**TEKSTFRAGMENT**.

De incidentele vordering van [X.] werd afgewezen, en het hof oordeelde dat de rechtbank te 's-Hertogenbosch bevoegd was om de zaak te behandelen, aangezien [Y.] in Eindhoven woonachtig was. [X.] werd veroordeeld in de proceskosten van het incident. De zaak werd verwezen naar de rolzitting voor een memorie van antwoord aan de zijde van [Y.].

Uitspraak

typ. JD
rolnr. C0501416/HE
ARREST VAN HET GERECHTSHOF 's-HERTOGENBOSCH,
vierde kamer, van 29 augustus 2006,
gewezen in het incident tot verwijzing in de zaak van:
[X.],
wonende te [woonplaats],
appellant bij exploot van dagvaarding van 30 september 2005,
eiser in het incident,
procureur: mr. Ph.C.M. van der Ven,
tegen:
[Y.],
wonende te [woonplaats],
geïntimeerde bij gemeld exploot,
verweerder in het incident,
procureur: mr. M.A.J. Kemps,
op het hoger beroep van het door de rechtbank 's-Hertogenbosch gewezen vonnis van 27 juli 2005 tussen appellant - [X.] - als eiser en geïntimeerde - [Y.] - als gedaagde.
1. Het geding in eerste aanleg (zaaknr. 107639/HA 04-586)
Voor het geding in eerste aanleg verwijst het hof naar voormeld vonnis.
2. Het geding in hoger beroep
2.1. Bij memorie van grieven heeft [X.] zes grieven aangevoerd en geconcludeerd tot vernietiging van het vonnis waarvan beroep en, kort gezegd, tot het voor zover mogelijk uitvoerbaar bij voorraad alsnog toewijzen van zijn inleidende vorderingen, met veroordeling van [Y.] in de kosten van beide instanties.

**AANGELEVERD MATERIAAL**.
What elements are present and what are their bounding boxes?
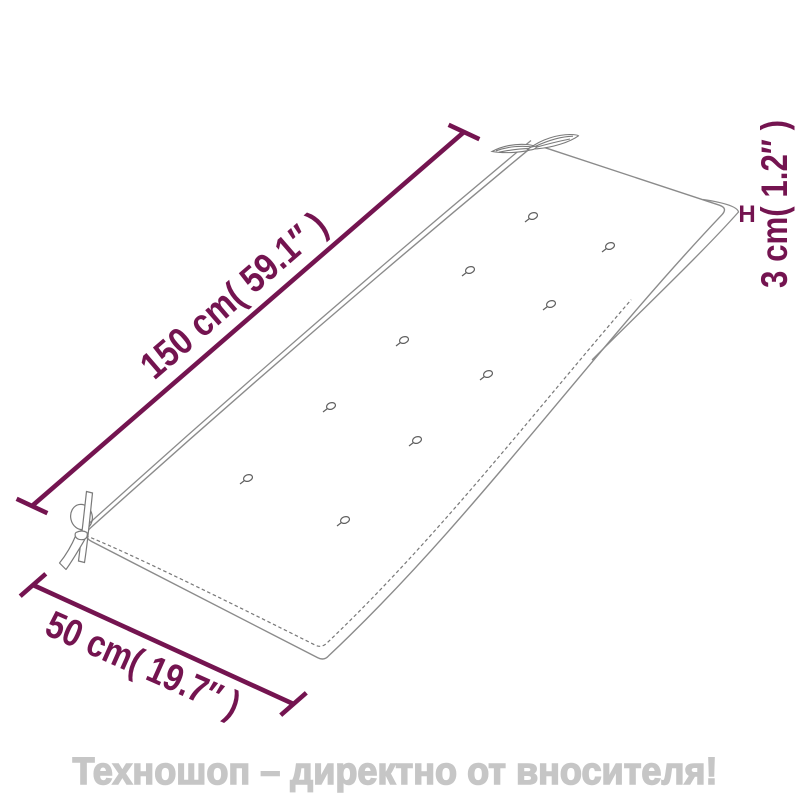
svg-text:3 cm( 1.2″ ): 3 cm( 1.2″ ) [754,120,795,288]
svg-text:Техношоп – директно от вносите: Техношоп – директно от вносителя! [73,751,718,793]
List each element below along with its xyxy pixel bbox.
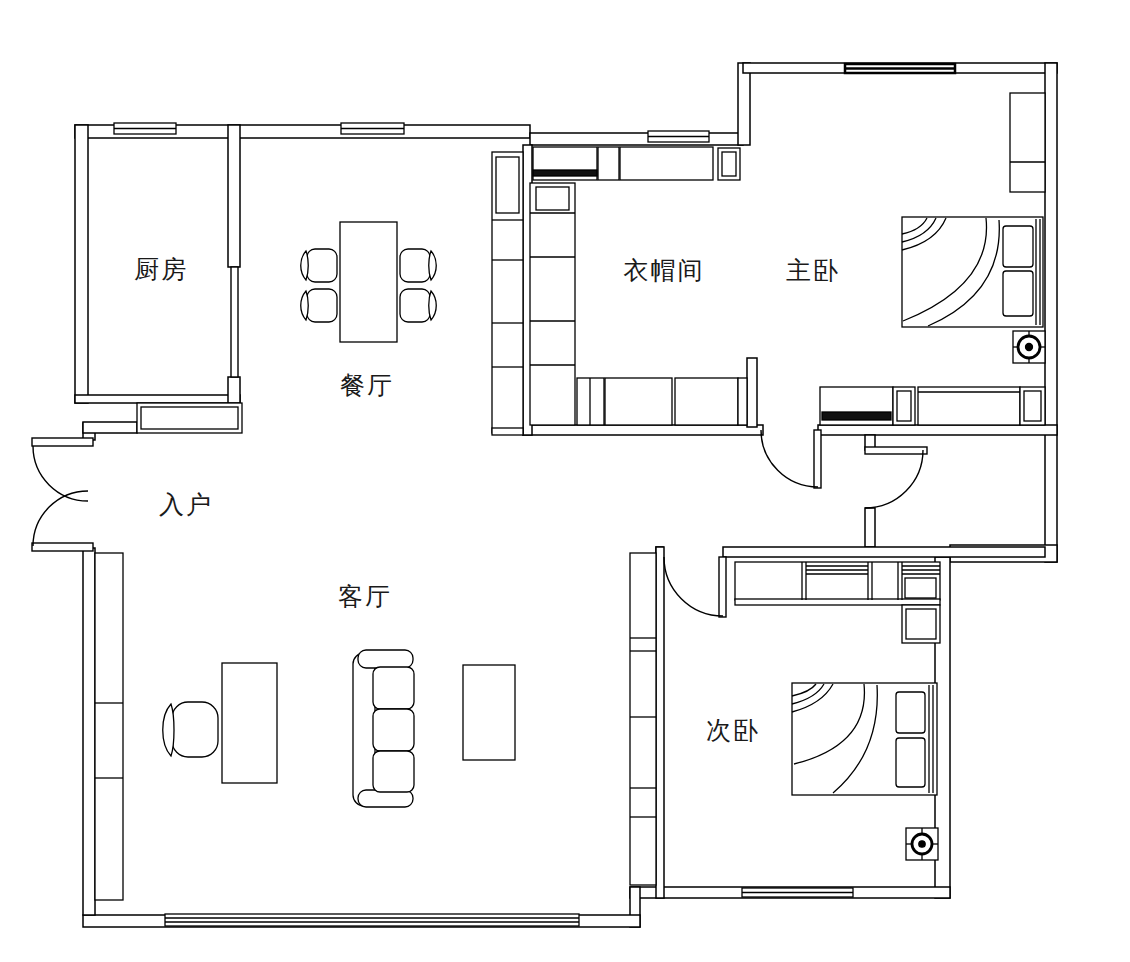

**OPDRACHTEN**.
A) Kun je het tekstfragment in twee zinnen samenvatten?
B) Wil je uit het tekstfragment letterlijk het stuk weergeven dat opent met de woorden "2. Het geding" en sluit met "van beide instanties."?

**ANTWOORDEN**.
A) Het hof wees de incidentele vordering van [X.] af en oordeelde dat de rechtbank te 's-Hertogenbosch bevoegd was om de zaak te behandelen, omdat [Y.] in Eindhoven woonde. [X.] werd veroordeeld in de proceskosten van het incident, en de zaak werd verwezen naar de rolzitting voor een memorie van antwoord aan de zijde van [Y.].

B)
2. Het geding in hoger beroep
2.1. Bij memorie van grieven heeft [X.] zes grieven aangevoerd en geconcludeerd tot vernietiging van het vonnis waarvan beroep en, kort gezegd, tot het voor zover mogelijk uitvoerbaar bij voorraad alsnog toewijzen van zijn inleidende vorderingen, met veroordeling van [Y.] in de kosten van beide instanties.